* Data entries

*****

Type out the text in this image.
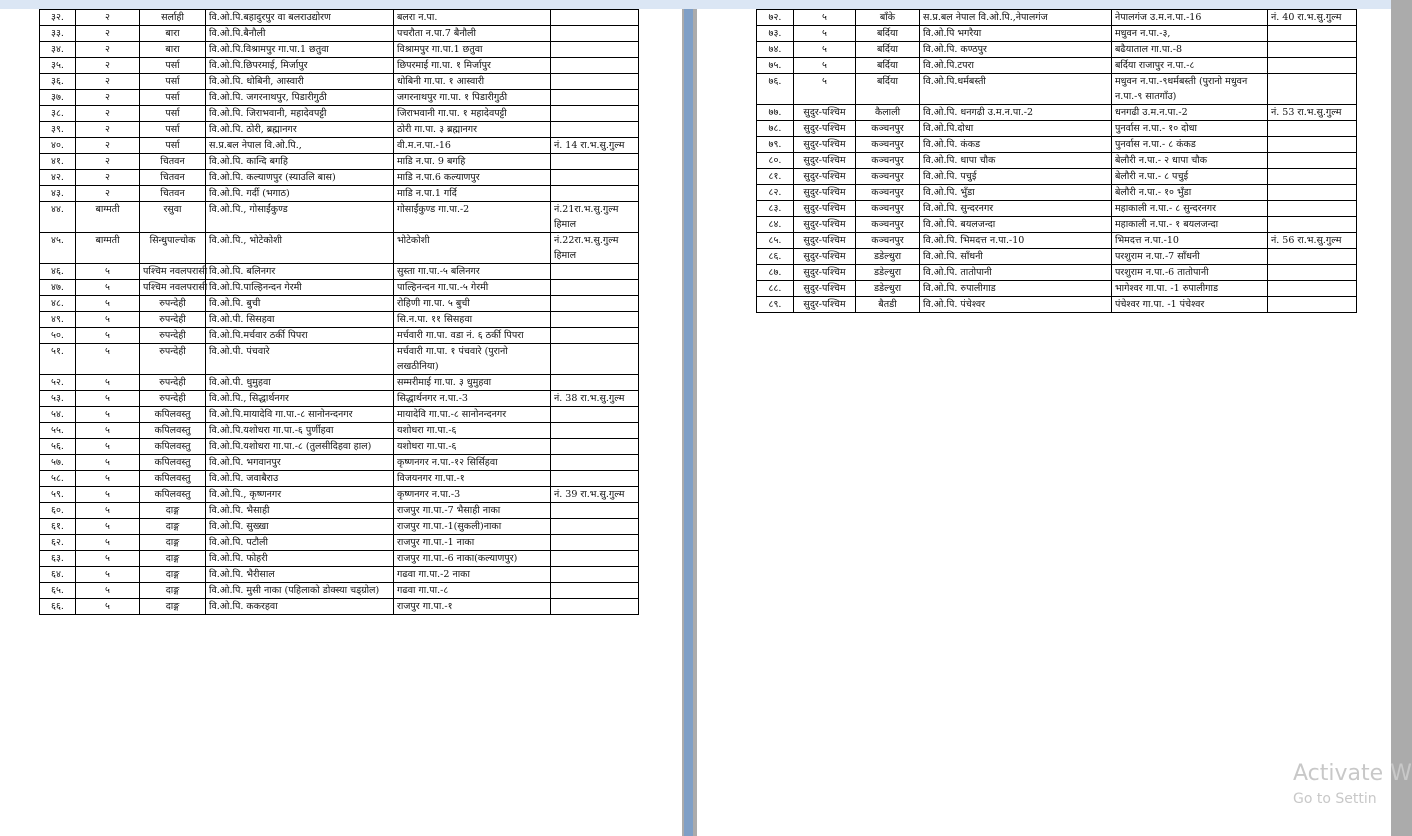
३२.	२	सर्लाही	वि.ओ.पि.बहादुरपुर वा बलराउद्योरण	बलरा न.पा.	
३३.	२	बारा	वि.ओ.पि.बैनौली	पचरौता न.पा.7 बैनौली	
३४.	२	बारा	वि.ओ.पि.विश्रामपुर गा.पा.1 छतुवा	विश्रामपुर गा.पा.1 छतुवा	
३५.	२	पर्सा	वि.ओ.पि.छिपरमाई, मिर्जापुर	छिपरमाई गा.पा. १ मिर्जापुर	
३६.	२	पर्सा	वि.ओ.पि. धोबिनी, आस्वारी	धोबिनी गा.पा. १ आस्वारी	
३७.	२	पर्सा	वि.ओ.पि. जगरनाथपुर, पिडारीगुठी	जगरनाथपुर गा.पा. १ पिडारीगुठी	
३८.	२	पर्सा	वि.ओ.पि. जिराभवानी, महादेवपट्टी	जिराभवानी गा.पा. १ महादेवपट्टी	
३९.	२	पर्सा	वि.ओ.पि. ठोरी, ब्रह्मानगर	ठोरी गा.पा. ३ ब्रह्मानगर	
४०.	२	पर्सा	स.प्र.बल नेपाल वि.ओ.पि.,	वी.म.न.पा.-16	नं. 14 रा.भ.सु.गुल्म
४१.	२	चितवन	वि.ओ.पि. कान्दि बगहि	माडि न.पा. 9 बगहि	
४२.	२	चितवन	वि.ओ.पि. कल्याणपुर (स्याउलि बास)	माडि न.पा.6 कल्याणपुर	
४३.	२	चितवन	वि.ओ.पि. गर्दी (भगाठ)	माडि न.पा.1 गर्दि	
४४.	बाग्मती	रसुवा	वि.ओ.पि., गोसाईंकुण्ड	गोसाईंकुण्ड गा.पा.-2	नं.21रा.भ.सु.गुल्म हिमाल
४५.	बाग्मती	सिन्धुपाल्चोक	वि.ओ.पि., भोटेकोशी	भोटेकोशी	नं.22रा.भ.सु.गुल्म हिमाल
४६.	५	पश्चिम नवलपरासी	वि.ओ.पि. बलिनगर	सुस्ता गा.पा.-५ बलिनगर	
४७.	५	पश्चिम नवलपरासी	वि.ओ.पि.पाल्हिनन्दन गेरमी	पाल्हिनन्दन गा.पा.-५ गेरमी	
४८.	५	रुपन्देही	वि.ओ.पि. बुची	रोहिणी गा.पा. ५ बुची	
४९.	५	रुपन्देही	वि.ओ.पी. सिसहवा	सि.न.पा. ११ सिसहवा	
५०.	५	रुपन्देही	वि.ओ.पि.मर्चवार ठर्की पिपरा	मर्चवारी गा.पा. वडा नं. ६ ठर्की पिपरा	
५१.	५	रुपन्देही	वि.ओ.पी. पंचवारे	मर्चवारी गा.पा. १ पंचवारे (पुरानो लखठीनिया)	
५२.	५	रुपन्देही	वि.ओ.पी. धुमुहवा	सम्मरीमाई गा.पा. ३ धुमुहवा	
५३.	५	रुपन्देही	वि.ओ.पि., सिद्धार्थनगर	सिद्धार्थनगर न.पा.-3	नं. 38 रा.भ.सु.गुल्म
५४.	५	कपिलवस्तु	वि.ओ.पि.मायादेवि गा.पा.-८ सानोनन्दनगर	मायादेवि गा.पा.-८ सानोनन्दनगर	
५५.	५	कपिलवस्तु	वि.ओ.पि.यशोधरा गा.पा.-६ पुर्णीहवा	यशोधरा गा.पा.-६	
५६.	५	कपिलवस्तु	वि.ओ.पि.यशोधरा गा.पा.-८ (तुलसीदिहवा हाल)	यशोधरा गा.पा.-६	
५७.	५	कपिलवस्तु	वि.ओ.पि. भगवानपुर	कृष्णनगर न.पा.-१२ सिर्सिहवा	
५८.	५	कपिलवस्तु	वि.ओ.पि. जवाबैराउ	विजयनगर गा.पा.-१	
५९.	५	कपिलवस्तु	वि.ओ.पि., कृष्णनगर	कृष्णनगर न.पा.-3	नं. 39 रा.भ.सु.गुल्म
६०.	५	दाङ्ग	वि.ओ.पि. भैसाही	राजपुर गा.पा.-7 भैसाही नाका	
६१.	५	दाङ्ग	वि.ओ.पि. सुख्खा	राजपुर गा.पा.-1(सुकली)नाका	
६२.	५	दाङ्ग	वि.ओ.पि. पटौली	राजपुर गा.पा.-1 नाका	
६३.	५	दाङ्ग	वि.ओ.पि. फोहरी	राजपुर गा.पा.-6 नाका(कल्याणपुर)	
६४.	५	दाङ्ग	वि.ओ.पि. भैरीसाल	गढवा गा.पा.-2 नाका	
६५.	५	दाङ्ग	वि.ओ.पि. मुसी नाका (पहिलाको डोक्स्या चड्ग्रोल)	गढवा गा.पा.-८	
६६.	५	दाङ्ग	वि.ओ.पि. ककरहवा	राजपुर गा.पा.-१	
७२.	५	बाँके	स.प्र.बल नेपाल वि.ओ.पि.,नेपालगंज	नेपालगंज उ.म.न.पा.-16	नं. 40 रा.भ.सु.गुल्म
७३.	५	बर्दिया	वि.ओ.पि भगरैया	मधुवन न.पा.-३,	
७४.	५	बर्दिया	वि.ओ.पि. कण्ठपुर	बढैयाताल गा.पा.-8	
७५.	५	बर्दिया	वि.ओ.पि.टपरा	बर्दिया राजापुर न.पा.-८	
७६.	५	बर्दिया	वि.ओ.पि.धर्मबस्ती	मधुवन न.पा.-९धर्मबस्ती (पुरानो मधुवन न.पा.-९ सातगाँउ)	
७७.	सुदुर-पश्चिम	कैलाली	वि.ओ.पि. धनगढी उ.म.न.पा.-2	धनगढी उ.म.न.पा.-2	नं. 53 रा.भ.सु.गुल्म
७८.	सुदुर-पश्चिम	कञ्चनपुर	वि.ओ.पि.दोधा	पुनर्वास न.पा.- १० दोधा	
७९.	सुदुर-पश्चिम	कञ्चनपुर	वि.ओ.पि. कंकड	पुनर्वास न.पा.- ८ कंकड	
८०.	सुदुर-पश्चिम	कञ्चनपुर	वि.ओ.पि. धापा चौक	बेलौरी न.पा.- २ धापा चौक	
८१.	सुदुर-पश्चिम	कञ्चनपुर	वि.ओ.पि. पचुई	बेलौरी न.पा.- ८ पचुई	
८२.	सुदुर-पश्चिम	कञ्चनपुर	वि.ओ.पि. भुँडा	बेलौरी न.पा.- १० भुँडा	
८३.	सुदुर-पश्चिम	कञ्चनपुर	वि.ओ.पि. सुन्दरनगर	महाकाली न.पा.- ८ सुन्दरनगर	
८४.	सुदुर-पश्चिम	कञ्चनपुर	वि.ओ.पि. बयलजन्दा	महाकाली न.पा.- १ बयलजन्दा	
८५.	सुदुर-पश्चिम	कञ्चनपुर	वि.ओ.पि. भिमदत्त न.पा.-10	भिमदत्त न.पा.-10	नं. 56 रा.भ.सु.गुल्म
८६.	सुदुर-पश्चिम	डडेल्धुरा	वि.ओ.पि. साँधनी	परशुराम न.पा.-7 साँधनी	
८७.	सुदुर-पश्चिम	डडेल्धुरा	वि.ओ.पि. तातोपानी	परशुराम न.पा.-6 तातोपानी	
८८.	सुदुर-पश्चिम	डडेल्धुरा	वि.ओ.पि. रुपालीगाड	भागेश्वर गा.पा. -1 रुपालीगाड	
८९.	सुदुर-पश्चिम	बैतडी	वि.ओ.पि. पंचेश्वर	पंचेश्वर गा.पा. -1 पंचेश्वर	
Activate W
Go to Settin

*****

* Work instructions
Print the whole listing above once more, word for word, without its pictures.

* Reply to the task
Type out the text in this image.
३२.	२	सर्लाही	वि.ओ.पि.बहादुरपुर वा बलराउद्योरण	बलरा न.पा.	
३३.	२	बारा	वि.ओ.पि.बैनौली	पचरौता न.पा.7 बैनौली	
३४.	२	बारा	वि.ओ.पि.विश्रामपुर गा.पा.1 छतुवा	विश्रामपुर गा.पा.1 छतुवा	
३५.	२	पर्सा	वि.ओ.पि.छिपरमाई, मिर्जापुर	छिपरमाई गा.पा. १ मिर्जापुर	
३६.	२	पर्सा	वि.ओ.पि. धोबिनी, आस्वारी	धोबिनी गा.पा. १ आस्वारी	
३७.	२	पर्सा	वि.ओ.पि. जगरनाथपुर, पिडारीगुठी	जगरनाथपुर गा.पा. १ पिडारीगुठी	
३८.	२	पर्सा	वि.ओ.पि. जिराभवानी, महादेवपट्टी	जिराभवानी गा.पा. १ महादेवपट्टी	
३९.	२	पर्सा	वि.ओ.पि. ठोरी, ब्रह्मानगर	ठोरी गा.पा. ३ ब्रह्मानगर	
४०.	२	पर्सा	स.प्र.बल नेपाल वि.ओ.पि.,	वी.म.न.पा.-16	नं. 14 रा.भ.सु.गुल्म
४१.	२	चितवन	वि.ओ.पि. कान्दि बगहि	माडि न.पा. 9 बगहि	
४२.	२	चितवन	वि.ओ.पि. कल्याणपुर (स्याउलि बास)	माडि न.पा.6 कल्याणपुर	
४३.	२	चितवन	वि.ओ.पि. गर्दी (भगाठ)	माडि न.पा.1 गर्दि	
४४.	बाग्मती	रसुवा	वि.ओ.पि., गोसाईंकुण्ड	गोसाईंकुण्ड गा.पा.-2	नं.21रा.भ.सु.गुल्म हिमाल
४५.	बाग्मती	सिन्धुपाल्चोक	वि.ओ.पि., भोटेकोशी	भोटेकोशी	नं.22रा.भ.सु.गुल्म हिमाल
४६.	५	पश्चिम नवलपरासी	वि.ओ.पि. बलिनगर	सुस्ता गा.पा.-५ बलिनगर	
४७.	५	पश्चिम नवलपरासी	वि.ओ.पि.पाल्हिनन्दन गेरमी	पाल्हिनन्दन गा.पा.-५ गेरमी	
४८.	५	रुपन्देही	वि.ओ.पि. बुची	रोहिणी गा.पा. ५ बुची	
४९.	५	रुपन्देही	वि.ओ.पी. सिसहवा	सि.न.पा. ११ सिसहवा	
५०.	५	रुपन्देही	वि.ओ.पि.मर्चवार ठर्की पिपरा	मर्चवारी गा.पा. वडा नं. ६ ठर्की पिपरा	
५१.	५	रुपन्देही	वि.ओ.पी. पंचवारे	मर्चवारी गा.पा. १ पंचवारे (पुरानो लखठीनिया)	
५२.	५	रुपन्देही	वि.ओ.पी. धुमुहवा	सम्मरीमाई गा.पा. ३ धुमुहवा	
५३.	५	रुपन्देही	वि.ओ.पि., सिद्धार्थनगर	सिद्धार्थनगर न.पा.-3	नं. 38 रा.भ.सु.गुल्म
५४.	५	कपिलवस्तु	वि.ओ.पि.मायादेवि गा.पा.-८ सानोनन्दनगर	मायादेवि गा.पा.-८ सानोनन्दनगर	
५५.	५	कपिलवस्तु	वि.ओ.पि.यशोधरा गा.पा.-६ पुर्णीहवा	यशोधरा गा.पा.-६	
५६.	५	कपिलवस्तु	वि.ओ.पि.यशोधरा गा.पा.-८ (तुलसीदिहवा हाल)	यशोधरा गा.पा.-६	
५७.	५	कपिलवस्तु	वि.ओ.पि. भगवानपुर	कृष्णनगर न.पा.-१२ सिर्सिहवा	
५८.	५	कपिलवस्तु	वि.ओ.पि. जवाबैराउ	विजयनगर गा.पा.-१	
५९.	५	कपिलवस्तु	वि.ओ.पि., कृष्णनगर	कृष्णनगर न.पा.-3	नं. 39 रा.भ.सु.गुल्म
६०.	५	दाङ्ग	वि.ओ.पि. भैसाही	राजपुर गा.पा.-7 भैसाही नाका	
६१.	५	दाङ्ग	वि.ओ.पि. सुख्खा	राजपुर गा.पा.-1(सुकली)नाका	
६२.	५	दाङ्ग	वि.ओ.पि. पटौली	राजपुर गा.पा.-1 नाका	
६३.	५	दाङ्ग	वि.ओ.पि. फोहरी	राजपुर गा.पा.-6 नाका(कल्याणपुर)	
६४.	५	दाङ्ग	वि.ओ.पि. भैरीसाल	गढवा गा.पा.-2 नाका	
६५.	५	दाङ्ग	वि.ओ.पि. मुसी नाका (पहिलाको डोक्स्या चड्ग्रोल)	गढवा गा.पा.-८	
६६.	५	दाङ्ग	वि.ओ.पि. ककरहवा	राजपुर गा.पा.-१	
७२.	५	बाँके	स.प्र.बल नेपाल वि.ओ.पि.,नेपालगंज	नेपालगंज उ.म.न.पा.-16	नं. 40 रा.भ.सु.गुल्म
७३.	५	बर्दिया	वि.ओ.पि भगरैया	मधुवन न.पा.-३,	
७४.	५	बर्दिया	वि.ओ.पि. कण्ठपुर	बढैयाताल गा.पा.-8	
७५.	५	बर्दिया	वि.ओ.पि.टपरा	बर्दिया राजापुर न.पा.-८	
७६.	५	बर्दिया	वि.ओ.पि.धर्मबस्ती	मधुवन न.पा.-९धर्मबस्ती (पुरानो मधुवन न.पा.-९ सातगाँउ)	
७७.	सुदुर-पश्चिम	कैलाली	वि.ओ.पि. धनगढी उ.म.न.पा.-2	धनगढी उ.म.न.पा.-2	नं. 53 रा.भ.सु.गुल्म
७८.	सुदुर-पश्चिम	कञ्चनपुर	वि.ओ.पि.दोधा	पुनर्वास न.पा.- १० दोधा	
७९.	सुदुर-पश्चिम	कञ्चनपुर	वि.ओ.पि. कंकड	पुनर्वास न.पा.- ८ कंकड	
८०.	सुदुर-पश्चिम	कञ्चनपुर	वि.ओ.पि. धापा चौक	बेलौरी न.पा.- २ धापा चौक	
८१.	सुदुर-पश्चिम	कञ्चनपुर	वि.ओ.पि. पचुई	बेलौरी न.पा.- ८ पचुई	
८२.	सुदुर-पश्चिम	कञ्चनपुर	वि.ओ.पि. भुँडा	बेलौरी न.पा.- १० भुँडा	
८३.	सुदुर-पश्चिम	कञ्चनपुर	वि.ओ.पि. सुन्दरनगर	महाकाली न.पा.- ८ सुन्दरनगर	
८४.	सुदुर-पश्चिम	कञ्चनपुर	वि.ओ.पि. बयलजन्दा	महाकाली न.पा.- १ बयलजन्दा	
८५.	सुदुर-पश्चिम	कञ्चनपुर	वि.ओ.पि. भिमदत्त न.पा.-10	भिमदत्त न.पा.-10	नं. 56 रा.भ.सु.गुल्म
८६.	सुदुर-पश्चिम	डडेल्धुरा	वि.ओ.पि. साँधनी	परशुराम न.पा.-7 साँधनी	
८७.	सुदुर-पश्चिम	डडेल्धुरा	वि.ओ.पि. तातोपानी	परशुराम न.पा.-6 तातोपानी	
८८.	सुदुर-पश्चिम	डडेल्धुरा	वि.ओ.पि. रुपालीगाड	भागेश्वर गा.पा. -1 रुपालीगाड	
८९.	सुदुर-पश्चिम	बैतडी	वि.ओ.पि. पंचेश्वर	पंचेश्वर गा.पा. -1 पंचेश्वर	
Activate W
Go to Settin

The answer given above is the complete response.